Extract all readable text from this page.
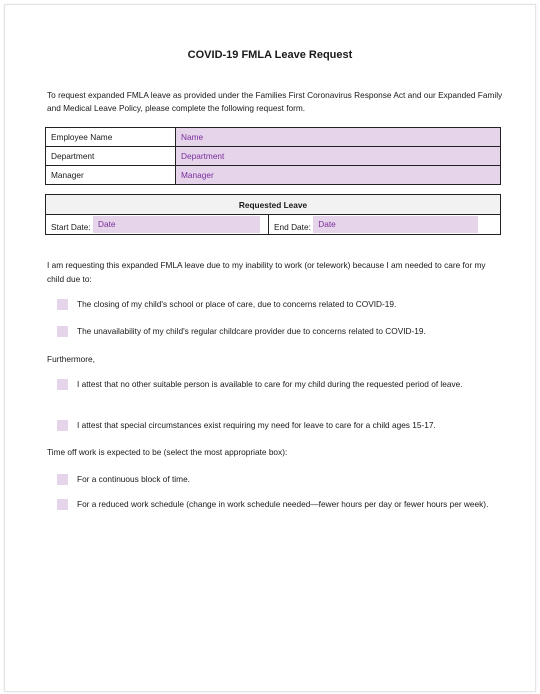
COVID-19 FMLA Leave Request
To request expanded FMLA leave as provided under the Families First Coronavirus Response Act and our Expanded Family and Medical Leave Policy, please complete the following request form.
Employee Name	Name
Department	Department
Manager	Manager
Requested Leave
Start Date: Date	End Date: Date
I am requesting this expanded FMLA leave due to my inability to work (or telework) because I am needed to care for my child due to:
The closing of my child's school or place of care, due to concerns related to COVID-19.
The unavailability of my child's regular childcare provider due to concerns related to COVID-19.
Furthermore,
I attest that no other suitable person is available to care for my child during the requested period of leave.
I attest that special circumstances exist requiring my need for leave to care for a child ages 15-17.
Time off work is expected to be (select the most appropriate box):
For a continuous block of time.
For a reduced work schedule (change in work schedule needed—fewer hours per day or fewer hours per week).
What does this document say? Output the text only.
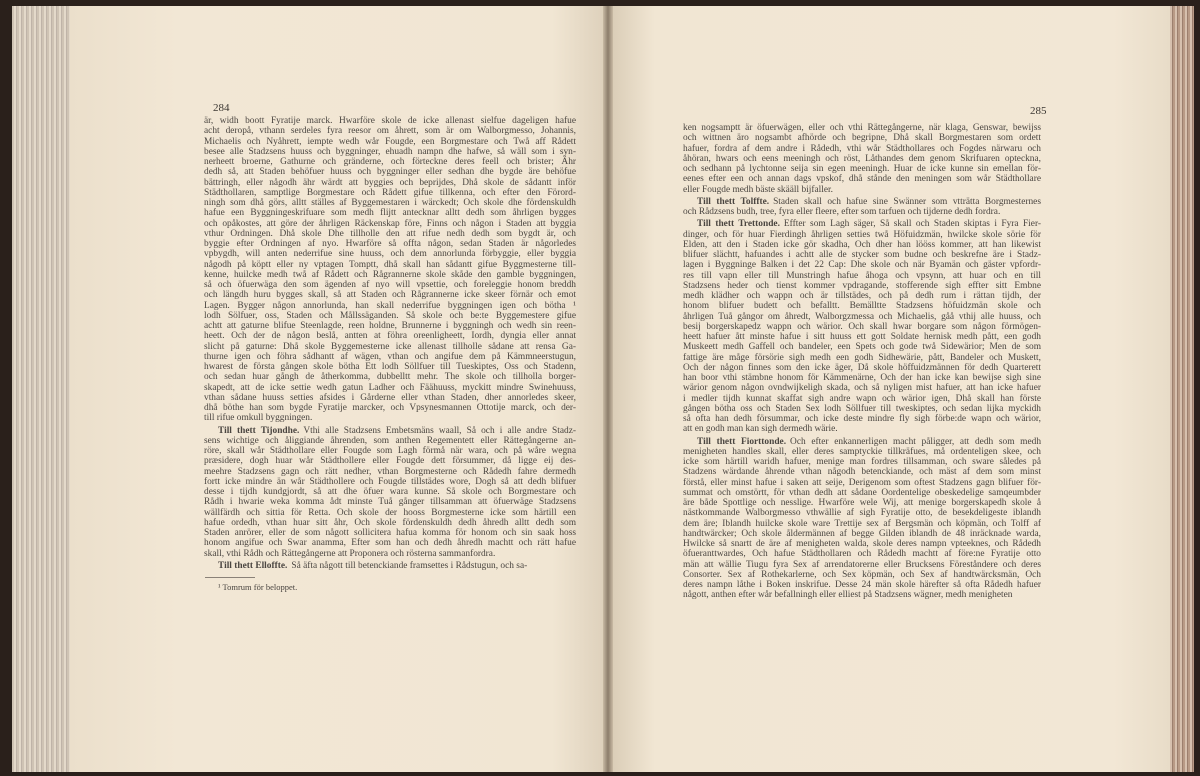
284	285
är, widh boott Fyratije marck. Hwarföre skole de icke allenast sielfue dageligen hafue
acht deropå, vthann serdeles fyra reesor om åhrett, som är om Walborgmesso, Johannis,
Michaelis och Nyåhrett, iempte wedh wår Fougde, een Borgmestare och Twå aff Rådett
besee alle Stadzsens huuss och byggninger, ehuadh nampn dhe hafwe, så wäll som i syn-
nerheett broerne, Gathurne och gränderne, och förteckne deres feell och brister; Ähr
dedh så, att Staden behöfuer huuss och byggninger eller sedhan dhe bygde äre behöfue
bättringh, eller någodh ähr wärdt att byggies och beprijdes, Dhå skole de sådantt inför
Städthollaren, samptlige Borgmestare och Rådett gifue tillkenna, och efter den Förord-
ningh som dhå görs, alltt ställes af Byggemestaren i wärckedt; Och skole dhe fördenskuldh
hafue een Byggningeskrifuare som medh flijtt antecknar alltt dedh som åhrligen bygges
och opåkostes, att göre der åhrligen Räckenskap före, Finns och någon i Staden att byggia
vthur Ordningen. Dhå skole Dhe tillholle den att rifue nedh dedh som bygdt är, och
byggie efter Ordningen af nyo. Hwarföre så offta någon, sedan Staden är någorledes
vpbygdh, will anten nederrifue sine huuss, och dem annorlunda förbyggie, eller byggia
någodh på köptt eller ny vptagen Tomptt, dhå skall han sådantt gifue Byggmesterne till-
kenne, huilcke medh twå af Rådett och Rågrannerne skole skåde den gamble byggningen,
så och öfuerwäga den som ägenden af nyo will vpsettie, och foreleggie honom breddh
och längdh huru bygges skall, så att Staden och Rågrannerne icke skeer förnär och emot
Lagen. Bygger någon annorlunda, han skall nederrifue byggningen igen och bötha ¹
lodh Sölfuer, oss, Staden och Mållssäganden. Så skole och be:te Byggemestere gifue
achtt att gaturne blifue Steenlagde, reen holdne, Brunnerne i byggningh och wedh sin reen-
heett. Och der de någon beslå, antten at föhra oreenligheett, Iordh, dyngia eller annat
slicht på gaturne: Dhå skole Byggemesterne icke allenast tillholle sådane att rensa Ga-
thurne igen och föhra sådhantt af wägen, vthan och angifue dem på Kämmneerstugun,
hwarest de första gången skole bötha Ett lodh Söllfuer till Tueskiptes, Oss och Stadenn,
och sedan huar gångh de åtherkomma, dubbelltt mehr. The skole och tillholla borger-
skapedt, att de icke settie wedh gatun Ladher och Fäähuuss, myckitt mindre Swinehuuss,
vthan sådane huuss setties afsides i Gårderne eller vthan Staden, dher annorledes skeer,
dhå böthe han som bygde Fyratije marcker, och Vpsynesmannen Ottotije marck, och der-
till rifue omkull byggningen.
Till thett Tijondhe. Vthi alle Stadzsens Embetsmäns waall, Så och i alle andre Stadz-
sens wichtige och åliggiande åhrenden, som anthen Regementett eller Rättegångerne an-
röre, skall wår Städthollare eller Fougde som Lagh förmå när wara, och på wåre wegna
præsidere, dogh huar wår Städthollere eller Fougde dett försummer, då ligge eij des-
meehre Stadzsens gagn och rätt nedher, vthan Borgmesterne och Rådedh fahre dermedh
fortt icke mindre än wår Städthollere och Fougde tillstädes wore, Dogh så att dedh blifuer
desse i tijdh kundgjordt, så att dhe öfuer wara kunne. Så skole och Borgmestare och
Rådh i hwarie weka komma ådt minste Tuå gånger tillsamman att öfuerwäge Stadzsens
wällfärdh och sittia för Retta. Och skole der hooss Borgmesterne icke som härtill een
hafue ordedh, vthan huar sitt åhr, Och skole fördenskuldh dedh åhredh alltt dedh som
Staden anrörer, eller de som någott sollicitera hafua komma för honom och sin saak hoss
honom angifue och Swar anamma, Efter som han och dedh åhredh machtt och rätt hafue
skall, vthi Rådh och Rättegångerne att Proponera och rösterna sammanfordra.
Till thett Elloffte. Så äfta någott till betenckiande framsettes i Rådstugun, och sa-
ken nogsamptt är öfuerwägen, eller och vthi Rättegångerne, när klaga, Genswar, bewijss
och wittnen äro nogsambt afhörde och begripne, Dhå skall Borgmestaren som ordett
hafuer, fordra af dem andre i Rådedh, vthi wår Städthollares och Fogdes närwaru och
åhöran, hwars och eens meeningh och röst, Låthandes dem genom Skrifuaren opteckna,
och sedhann på lychtonne seija sin egen meeningh. Huar de icke kunne sin emellan för-
eenes efter een och annan dags vpskof, dhå stånde den meningen som wår Städthollare
eller Fougde medh bäste skääll bijfaller.
Till thett Tolffte. Staden skall och hafue sine Swänner som vtträtta Borgmesternes
och Rådzsens budh, tree, fyra eller fleere, efter som tarfuen och tijderne dedh fordra.
Till thett Trettonde. Effter som Lagh säger, Så skall och Staden skiptas i Fyra Fier-
dinger, och för huar Fierdingh åhrligen setties twå Höfuidzmän, hwilcke skole sörie för
Elden, att den i Staden icke gör skadha, Och dher han lööss kommer, att han likewist
blifuer slächtt, hafuandes i achtt alle de stycker som budne och beskrefne äre i Stadz-
lagen i Byggninge Balken i det 22 Cap: Dhe skole och när Byamän och gäster vpfordr-
res till vapn eller till Munstringh hafue åhoga och vpsynn, att huar och en till
Stadzsens heder och tienst kommer vpdragande, stofferende sigh effter sitt Embne
medh klädher och wappn och är tillstädes, och på dedh rum i rättan tijdh, der
honom blifuer budett och befalltt. Bemälltte Stadzsens höfuidzmän skole och
åhrligen Tuå gångor om åhredt, Walborgzmessa och Michaelis, gåå vthij alle huuss, och
besij borgerskapedz wappn och wärior. Och skall hwar borgare som någon förmögen-
heett hafuer ått minste hafue i sitt huuss ett gott Soldate hernisk medh pått, een godh
Muskeett medh Gaffell och bandeler, een Spets och gode twå Sidewärior; Men de som
fattige äre måge försörie sigh medh een godh Sidhewärie, pått, Bandeler och Muskett,
Och der någon finnes som den icke äger, Då skole höffuidzmännen för dedh Quarterett
han boor vthi stämbne honom för Kämmenärne, Och der han icke kan bewijse sigh sine
wärior genom någon ovndwijkeligh skada, och så nyligen mist hafuer, att han icke hafuer
i medler tijdh kunnat skaffat sigh andre wapn och wärior igen, Dhå skall han förste
gången bötha oss och Staden Sex lodh Söllfuer till tweskiptes, och sedan lijka myckidh
så ofta han dedh försummar, och icke deste mindre fly sigh förbe:de wapn och wärior,
att en godh man kan sigh dermedh wärie.
Till thett Fiorttonde. Och efter enkannerligen macht påligger, att dedh som medh
menigheten handles skall, eller deres samptyckie tillkräfues, må ordenteligen skee, och
icke som härtill waridh hafuer, menige man fordres tillsamman, och sware således på
Stadzens wärdande åhrende vthan någodh betenckiande, och mäst af dem som minst
förstå, eller minst hafue i saken att seije, Derigenom som oftest Stadzens gagn blifuer för-
summat och omstörtt, för vthan dedh att sådane Oordentelige obeskedelige samqeumbder
äre både Spottlige och nesslige. Hwarföre wele Wij, att menige borgerskapedh skole å
nästkommande Walborgmesso vthwällie af sigh Fyratije otto, de besekdeligeste iblandh
dem äre; Iblandh huilcke skole ware Trettije sex af Bergsmän och köpmän, och Tolff af
handtwärcker; Och skole åldermännen af begge Gilden iblandh de 48 inräcknade warda,
Hwilcke så snartt de äre af menigheten walda, skole deres nampn vpteeknes, och Rådedh
öfueranttwardes, Och hafue Städthollaren och Rådedh machtt af före:ne Fyratije otto
män att wällie Tiugu fyra Sex af arrendatorerne eller Brucksens Föreståndere och deres
Consorter. Sex af Rothekarlerne, och Sex köpmän, och Sex af handtwärcksmän, Och
deres nampn låthe i Boken inskrifue. Desse 24 män skole härefter så ofta Rådedh hafuer
någott, anthen efter wår befallningh eller elliest på Stadzsens wägner, medh menigheten
¹ Tomrum för beloppet.
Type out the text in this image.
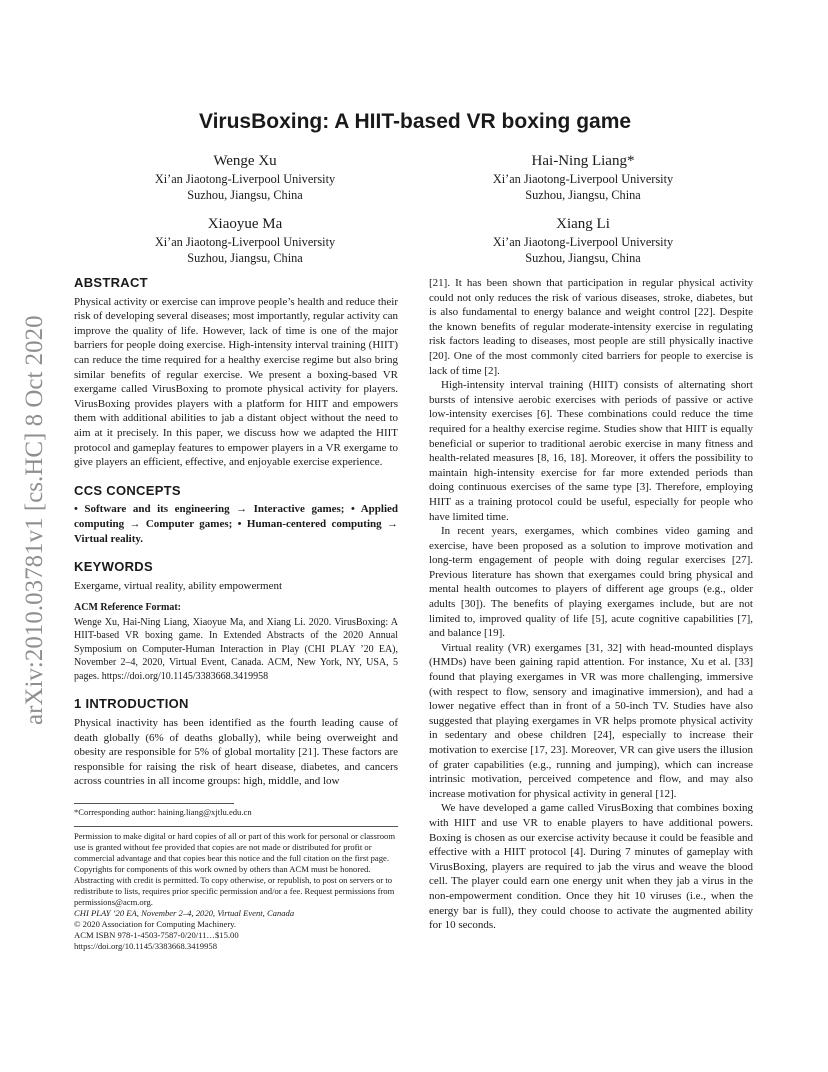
arXiv:2010.03781v1 [cs.HC] 8 Oct 2020
VirusBoxing: A HIIT-based VR boxing game
Wenge Xu
Xi’an Jiaotong-Liverpool University
Suzhou, Jiangsu, China
Hai-Ning Liang*
Xi’an Jiaotong-Liverpool University
Suzhou, Jiangsu, China
Xiaoyue Ma
Xi’an Jiaotong-Liverpool University
Suzhou, Jiangsu, China
Xiang Li
Xi’an Jiaotong-Liverpool University
Suzhou, Jiangsu, China
ABSTRACT

Physical activity or exercise can improve people’s health and reduce their risk of developing several diseases; most importantly, regular activity can improve the quality of life. However, lack of time is one of the major barriers for people doing exercise. High-intensity interval training (HIIT) can reduce the time required for a healthy exercise regime but also bring similar benefits of regular exercise. We present a boxing-based VR exergame called VirusBoxing to promote physical activity for players. VirusBoxing provides players with a platform for HIIT and empowers them with additional abilities to jab a distant object without the need to aim at it precisely. In this paper, we discuss how we adapted the HIIT protocol and gameplay features to empower players in a VR exergame to give players an efficient, effective, and enjoyable exercise experience.

CCS CONCEPTS

• Software and its engineering → Interactive games; • Applied computing → Computer games; • Human-centered computing → Virtual reality.

KEYWORDS

Exergame, virtual reality, ability empowerment

ACM Reference Format:

Wenge Xu, Hai-Ning Liang, Xiaoyue Ma, and Xiang Li. 2020. VirusBoxing: A HIIT-based VR boxing game. In Extended Abstracts of the 2020 Annual Symposium on Computer-Human Interaction in Play (CHI PLAY ’20 EA), November 2–4, 2020, Virtual Event, Canada. ACM, New York, NY, USA, 5 pages. https://doi.org/10.1145/3383668.3419958

1 INTRODUCTION

Physical inactivity has been identified as the fourth leading cause of death globally (6% of deaths globally), while being overweight and obesity are responsible for 5% of global mortality [21]. These factors are responsible for raising the risk of heart disease, diabetes, and cancers across countries in all income groups: high, middle, and low

*Corresponding author: haining.liang@xjtlu.edu.cn
Permission to make digital or hard copies of all or part of this work for personal or classroom use is granted without fee provided that copies are not made or distributed for profit or commercial advantage and that copies bear this notice and the full citation on the first page. Copyrights for components of this work owned by others than ACM must be honored. Abstracting with credit is permitted. To copy otherwise, or republish, to post on servers or to redistribute to lists, requires prior specific permission and/or a fee. Request permissions from permissions@acm.org.
CHI PLAY ’20 EA, November 2–4, 2020, Virtual Event, Canada
© 2020 Association for Computing Machinery.
ACM ISBN 978-1-4503-7587-0/20/11…$15.00
https://doi.org/10.1145/3383668.3419958

[21]. It has been shown that participation in regular physical activity could not only reduces the risk of various diseases, stroke, diabetes, but is also fundamental to energy balance and weight control [22]. Despite the known benefits of regular moderate-intensity exercise in regulating risk factors leading to diseases, most people are still physically inactive [20]. One of the most commonly cited barriers for people to exercise is lack of time [2].

High-intensity interval training (HIIT) consists of alternating short bursts of intensive aerobic exercises with periods of passive or active low-intensity exercises [6]. These combinations could reduce the time required for a healthy exercise regime. Studies show that HIIT is equally beneficial or superior to traditional aerobic exercise in many fitness and health-related measures [8, 16, 18]. Moreover, it offers the possibility to maintain high-intensity exercise for far more extended periods than doing continuous exercises of the same type [3]. Therefore, employing HIIT as a training protocol could be useful, especially for people who have limited time.

In recent years, exergames, which combines video gaming and exercise, have been proposed as a solution to improve motivation and long-term engagement of people with doing regular exercises [27]. Previous literature has shown that exergames could bring physical and mental health outcomes to players of different age groups (e.g., older adults [30]). The benefits of playing exergames include, but are not limited to, improved quality of life [5], acute cognitive capabilities [7], and balance [19].

Virtual reality (VR) exergames [31, 32] with head-mounted displays (HMDs) have been gaining rapid attention. For instance, Xu et al. [33] found that playing exergames in VR was more challenging, immersive (with respect to flow, sensory and imaginative immersion), and had a lower negative effect than in front of a 50-inch TV. Studies have also suggested that playing exergames in VR helps promote physical activity in sedentary and obese children [24], especially to increase their motivation to exercise [17, 23]. Moreover, VR can give users the illusion of grater capabilities (e.g., running and jumping), which can increase intrinsic motivation, perceived competence and flow, and may also increase motivation for physical activity in general [12].

We have developed a game called VirusBoxing that combines boxing with HIIT and use VR to enable players to have additional powers. Boxing is chosen as our exercise activity because it could be feasible and effective with a HIIT protocol [4]. During 7 minutes of gameplay with VirusBoxing, players are required to jab the virus and weave the blood cell. The player could earn one energy unit when they jab a virus in the non-empowerment condition. Once they hit 10 viruses (i.e., when the energy bar is full), they could choose to activate the augmented ability for 10 seconds.
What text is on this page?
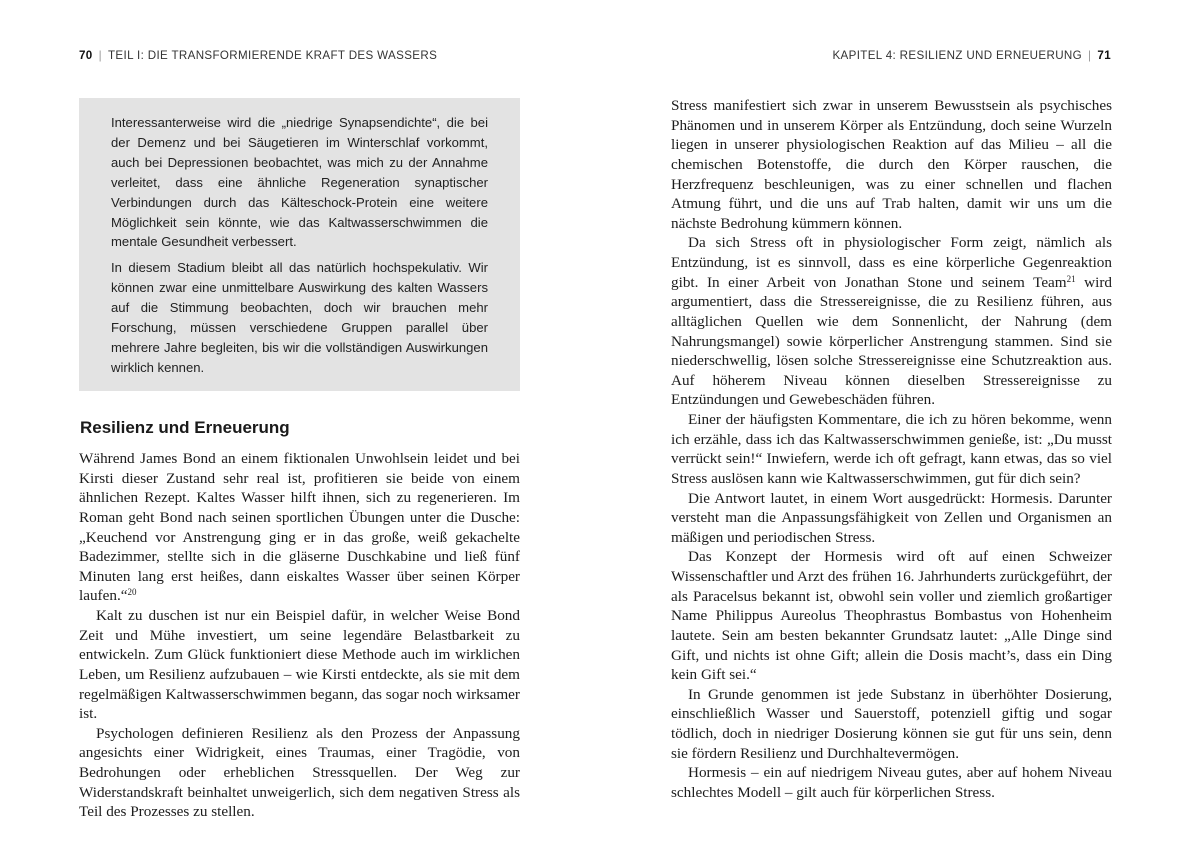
70 | TEIL I: DIE TRANSFORMIERENDE KRAFT DES WASSERS

Interessanterweise wird die „niedrige Synapsendichte“, die bei der Demenz und bei Säugetieren im Winterschlaf vorkommt, auch bei Depressionen beobachtet, was mich zu der Annahme verleitet, dass eine ähnliche Regeneration synaptischer Verbindungen durch das Kälteschock-Protein eine weitere Möglichkeit sein könnte, wie das Kaltwasserschwimmen die mentale Gesundheit verbessert.

In diesem Stadium bleibt all das natürlich hochspekulativ. Wir können zwar eine unmittelbare Auswirkung des kalten Wassers auf die Stimmung beobachten, doch wir brauchen mehr Forschung, müssen verschiedene Gruppen parallel über mehrere Jahre begleiten, bis wir die vollständigen Auswirkungen wirklich kennen.

Resilienz und Erneuerung

Während James Bond an einem fiktionalen Unwohlsein leidet und bei Kirsti dieser Zustand sehr real ist, profitieren sie beide von einem ähnlichen Rezept. Kaltes Wasser hilft ihnen, sich zu regenerieren. Im Roman geht Bond nach seinen sportlichen Übungen unter die Dusche: „Keuchend vor Anstrengung ging er in das große, weiß gekachelte Badezimmer, stellte sich in die gläserne Duschkabine und ließ fünf Minuten lang erst heißes, dann eiskaltes Wasser über seinen Körper laufen.“$^{20}$

Kalt zu duschen ist nur ein Beispiel dafür, in welcher Weise Bond Zeit und Mühe investiert, um seine legendäre Belastbarkeit zu entwickeln. Zum Glück funktioniert diese Methode auch im wirklichen Leben, um Resilienz aufzubauen – wie Kirsti entdeckte, als sie mit dem regelmäßigen Kaltwasserschwimmen begann, das sogar noch wirksamer ist.

Psychologen definieren Resilienz als den Prozess der Anpassung angesichts einer Widrigkeit, eines Traumas, einer Tragödie, von Bedrohungen oder erheblichen Stressquellen. Der Weg zur Widerstandskraft beinhaltet unweigerlich, sich dem negativen Stress als Teil des Prozesses zu stellen.

KAPITEL 4: RESILIENZ UND ERNEUERUNG | 71

Stress manifestiert sich zwar in unserem Bewusstsein als psychisches Phänomen und in unserem Körper als Entzündung, doch seine Wurzeln liegen in unserer physiologischen Reaktion auf das Milieu – all die chemischen Botenstoffe, die durch den Körper rauschen, die Herzfrequenz beschleunigen, was zu einer schnellen und flachen Atmung führt, und die uns auf Trab halten, damit wir uns um die nächste Bedrohung kümmern können.

Da sich Stress oft in physiologischer Form zeigt, nämlich als Entzündung, ist es sinnvoll, dass es eine körperliche Gegenreaktion gibt. In einer Arbeit von Jonathan Stone und seinem Team$^{21}$ wird argumentiert, dass die Stressereignisse, die zu Resilienz führen, aus alltäglichen Quellen wie dem Sonnenlicht, der Nahrung (dem Nahrungsmangel) sowie körperlicher Anstrengung stammen. Sind sie niederschwellig, lösen solche Stressereignisse eine Schutzreaktion aus. Auf höherem Niveau können dieselben Stressereignisse zu Entzündungen und Gewebeschäden führen.

Einer der häufigsten Kommentare, die ich zu hören bekomme, wenn ich erzähle, dass ich das Kaltwasserschwimmen genieße, ist: „Du musst verrückt sein!“ Inwiefern, werde ich oft gefragt, kann etwas, das so viel Stress auslösen kann wie Kaltwasserschwimmen, gut für dich sein?

Die Antwort lautet, in einem Wort ausgedrückt: Hormesis. Darunter versteht man die Anpassungsfähigkeit von Zellen und Organismen an mäßigen und periodischen Stress.

Das Konzept der Hormesis wird oft auf einen Schweizer Wissenschaftler und Arzt des frühen 16. Jahrhunderts zurückgeführt, der als Paracelsus bekannt ist, obwohl sein voller und ziemlich großartiger Name Philippus Aureolus Theophrastus Bombastus von Hohenheim lautete. Sein am besten bekannter Grundsatz lautet: „Alle Dinge sind Gift, und nichts ist ohne Gift; allein die Dosis macht’s, dass ein Ding kein Gift sei.“

In Grunde genommen ist jede Substanz in überhöhter Dosierung, einschließlich Wasser und Sauerstoff, potenziell giftig und sogar tödlich, doch in niedriger Dosierung können sie gut für uns sein, denn sie fördern Resilienz und Durchhaltevermögen.

Hormesis – ein auf niedrigem Niveau gutes, aber auf hohem Niveau schlechtes Modell – gilt auch für körperlichen Stress.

TASK STATEMENT - If a line in the records above holds the string "angifue", copy it out.

RESPONSE TO THIS EXERCISE -
thurne igen och föhra sådhantt af wägen, vthan och angifue dem på Kämmneerstugun,
honom angifue och Swar anamma, Efter som han och dedh åhredh machtt och rätt hafue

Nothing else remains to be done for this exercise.